● **Written problem**: How many lines in these records hold the string "Clear"? Reply with the number alone.
::: Supplied entries :::
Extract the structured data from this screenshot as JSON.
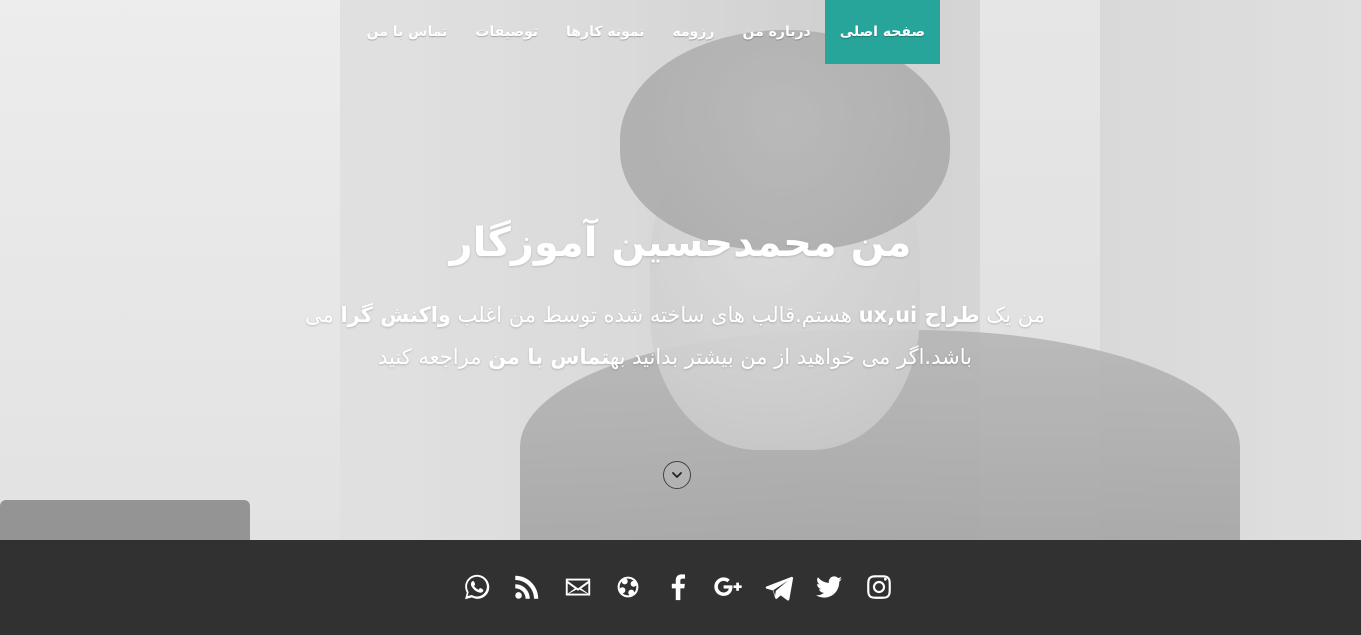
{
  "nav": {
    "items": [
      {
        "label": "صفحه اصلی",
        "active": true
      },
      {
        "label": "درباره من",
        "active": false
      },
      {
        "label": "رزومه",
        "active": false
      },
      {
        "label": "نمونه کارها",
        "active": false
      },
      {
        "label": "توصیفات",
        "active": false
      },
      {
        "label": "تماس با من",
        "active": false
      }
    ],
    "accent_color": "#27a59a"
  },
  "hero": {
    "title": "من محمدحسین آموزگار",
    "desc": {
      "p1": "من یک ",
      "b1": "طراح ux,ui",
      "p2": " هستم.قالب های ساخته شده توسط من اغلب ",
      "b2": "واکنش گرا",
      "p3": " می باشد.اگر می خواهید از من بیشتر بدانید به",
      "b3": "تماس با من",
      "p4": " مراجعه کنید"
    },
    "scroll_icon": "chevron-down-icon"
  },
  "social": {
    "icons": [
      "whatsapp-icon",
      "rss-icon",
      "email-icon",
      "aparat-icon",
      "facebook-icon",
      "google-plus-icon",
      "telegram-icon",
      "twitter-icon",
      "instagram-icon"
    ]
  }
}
:::
::: Supplied entries :::
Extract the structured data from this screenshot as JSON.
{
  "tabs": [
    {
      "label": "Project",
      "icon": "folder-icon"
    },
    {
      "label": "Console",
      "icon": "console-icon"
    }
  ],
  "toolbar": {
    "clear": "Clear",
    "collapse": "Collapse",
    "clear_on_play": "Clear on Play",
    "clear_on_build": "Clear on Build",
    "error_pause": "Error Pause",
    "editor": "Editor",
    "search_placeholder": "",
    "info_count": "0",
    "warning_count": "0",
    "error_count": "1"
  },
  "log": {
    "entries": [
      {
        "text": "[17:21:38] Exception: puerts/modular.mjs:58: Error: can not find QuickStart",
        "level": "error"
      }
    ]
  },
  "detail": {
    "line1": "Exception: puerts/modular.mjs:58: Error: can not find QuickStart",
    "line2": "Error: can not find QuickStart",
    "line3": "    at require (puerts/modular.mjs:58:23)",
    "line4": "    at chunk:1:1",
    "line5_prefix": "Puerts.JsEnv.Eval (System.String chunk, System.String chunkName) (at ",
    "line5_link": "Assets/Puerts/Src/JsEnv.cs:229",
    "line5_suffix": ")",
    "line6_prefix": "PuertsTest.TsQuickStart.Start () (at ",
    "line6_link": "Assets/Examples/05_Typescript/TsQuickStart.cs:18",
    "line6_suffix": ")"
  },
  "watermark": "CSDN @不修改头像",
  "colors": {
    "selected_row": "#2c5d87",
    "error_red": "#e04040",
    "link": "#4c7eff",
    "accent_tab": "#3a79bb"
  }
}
:::
::: Supplied entries :::
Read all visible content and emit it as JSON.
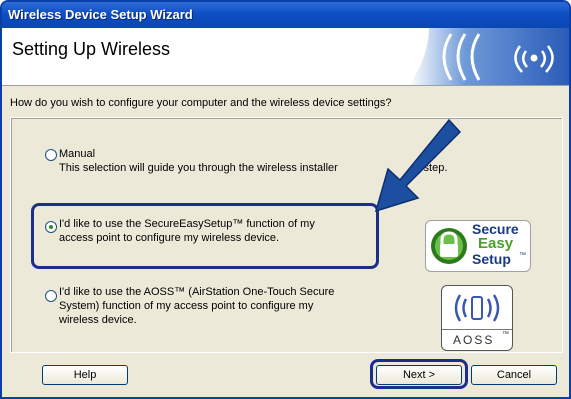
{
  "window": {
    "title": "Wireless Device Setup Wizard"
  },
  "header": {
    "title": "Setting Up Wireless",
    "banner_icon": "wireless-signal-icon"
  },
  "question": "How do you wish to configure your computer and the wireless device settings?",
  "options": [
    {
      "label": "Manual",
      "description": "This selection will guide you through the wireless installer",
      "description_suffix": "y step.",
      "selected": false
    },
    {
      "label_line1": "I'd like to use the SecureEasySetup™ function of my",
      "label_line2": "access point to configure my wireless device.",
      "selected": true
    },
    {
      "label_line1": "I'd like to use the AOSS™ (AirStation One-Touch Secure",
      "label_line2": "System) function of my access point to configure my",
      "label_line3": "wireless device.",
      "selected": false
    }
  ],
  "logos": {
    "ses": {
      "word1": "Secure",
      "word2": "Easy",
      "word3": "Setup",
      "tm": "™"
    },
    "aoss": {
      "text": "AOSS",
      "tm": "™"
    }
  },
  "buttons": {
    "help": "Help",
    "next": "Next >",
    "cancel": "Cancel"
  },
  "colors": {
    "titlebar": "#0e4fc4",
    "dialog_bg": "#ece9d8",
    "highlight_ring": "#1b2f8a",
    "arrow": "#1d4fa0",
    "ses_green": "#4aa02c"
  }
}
:::
● **In response**: 3